- [What is asked] Your answer should be a single number: the count of lines that hold the word "started".

--- BEGIN Data records ---

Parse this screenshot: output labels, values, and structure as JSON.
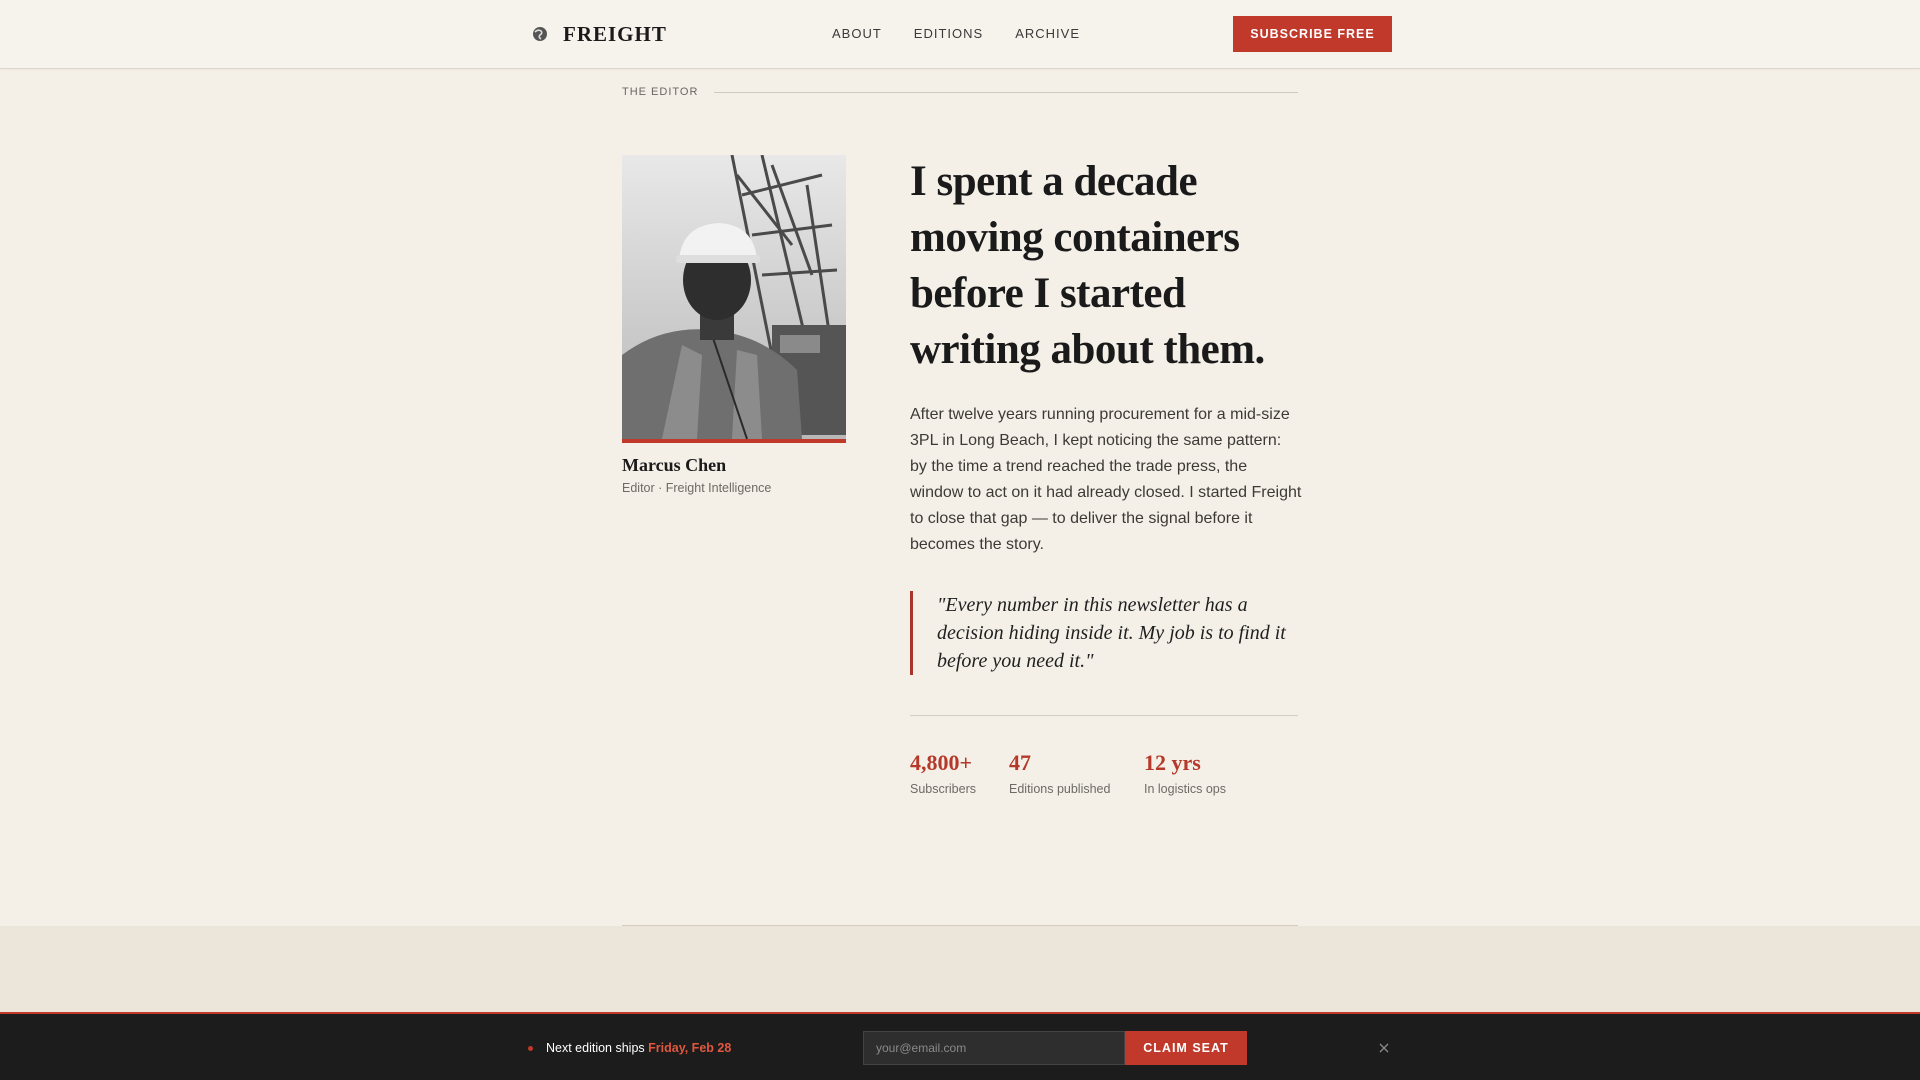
{
  "header": {
    "brand": "FREIGHT",
    "nav": [
      "ABOUT",
      "EDITIONS",
      "ARCHIVE"
    ],
    "subscribe_label": "SUBSCRIBE FREE"
  },
  "section_label": "THE EDITOR",
  "editor": {
    "name": "Marcus Chen",
    "role": "Editor · Freight Intelligence"
  },
  "headline_lines": [
    "I spent a decade",
    "moving containers",
    "before I started",
    "writing about them."
  ],
  "bio": "After twelve years running procurement for a mid-size 3PL in Long Beach, I kept noticing the same pattern: by the time a trend reached the trade press, the window to act on it had already closed. I started Freight to close that gap — to deliver the signal before it becomes the story.",
  "quote": "\"Every number in this newsletter has a decision hiding inside it. My job is to find it before you need it.\"",
  "stats": [
    {
      "value": "4,800+",
      "label": "Subscribers"
    },
    {
      "value": "47",
      "label": "Editions published"
    },
    {
      "value": "12 yrs",
      "label": "In logistics ops"
    }
  ],
  "sticky_bar": {
    "prefix": "Next edition ships",
    "date": "Friday, Feb 28",
    "email_placeholder": "your@email.com",
    "cta": "CLAIM SEAT"
  },
  "colors": {
    "accent": "#c0392b",
    "background": "#f4f0e8",
    "bar": "#1c1c1c"
  }
}
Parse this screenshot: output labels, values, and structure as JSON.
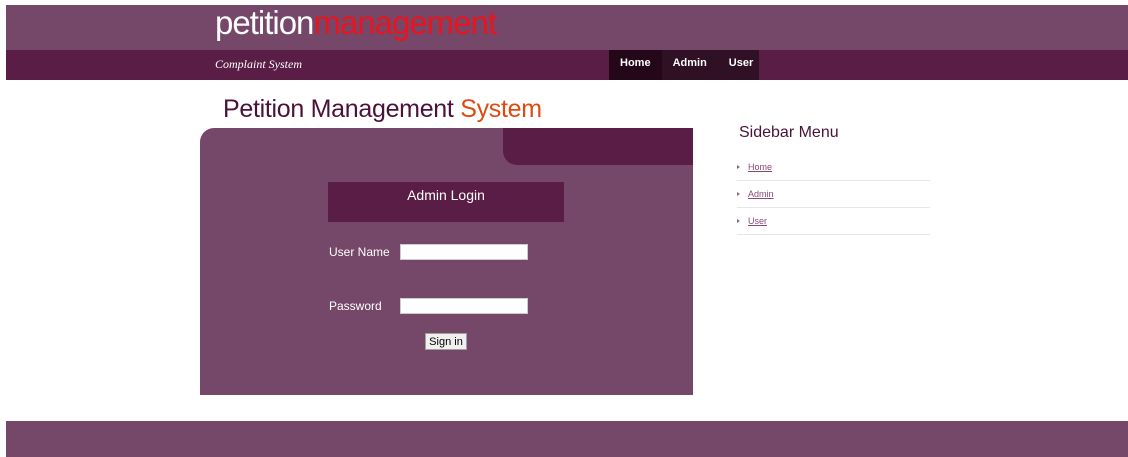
{
  "header": {
    "logo_part1": "petition",
    "logo_part2": "management"
  },
  "navbar": {
    "tagline": "Complaint System",
    "items": [
      {
        "label": "Home",
        "active": true
      },
      {
        "label": "Admin",
        "active": false
      },
      {
        "label": "User",
        "active": false
      }
    ]
  },
  "main": {
    "title_part1": "Petition Management ",
    "title_part2": "System",
    "login": {
      "heading": "Admin Login",
      "username_label": "User Name",
      "username_value": "",
      "password_label": "Password",
      "password_value": "",
      "submit_label": "Sign in"
    }
  },
  "sidebar": {
    "title": "Sidebar Menu",
    "items": [
      {
        "label": "Home"
      },
      {
        "label": "Admin"
      },
      {
        "label": "User"
      }
    ]
  },
  "colors": {
    "primary": "#754869",
    "dark": "#5a1d46",
    "nav_active": "#24081a",
    "accent_red": "#e8141e",
    "accent_orange": "#e04a10"
  },
  "icons": {
    "sidebar_bullet": "triangle-right-icon"
  }
}
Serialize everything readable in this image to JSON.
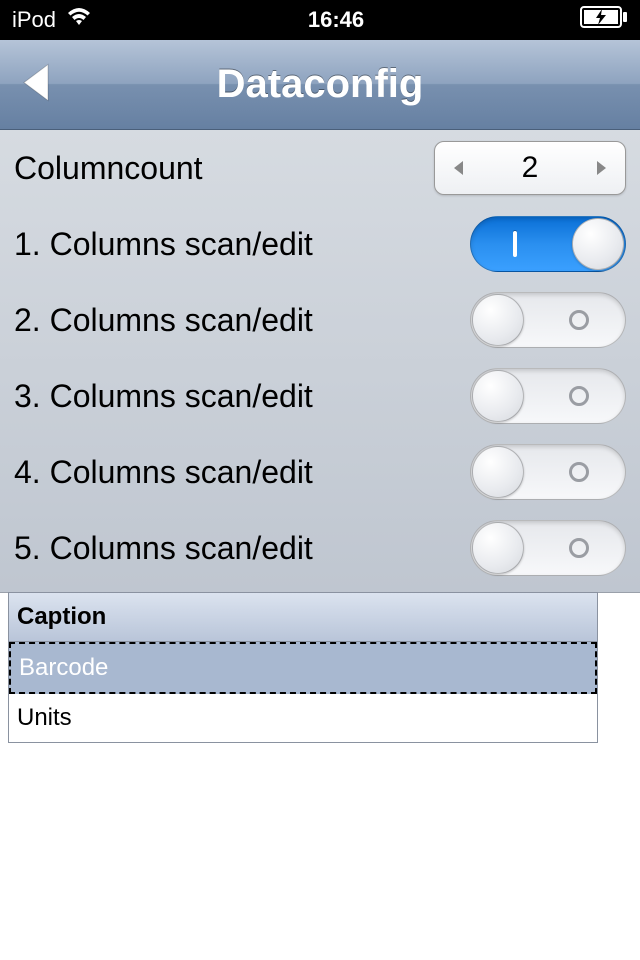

--- END Data records ---

- [Result] 2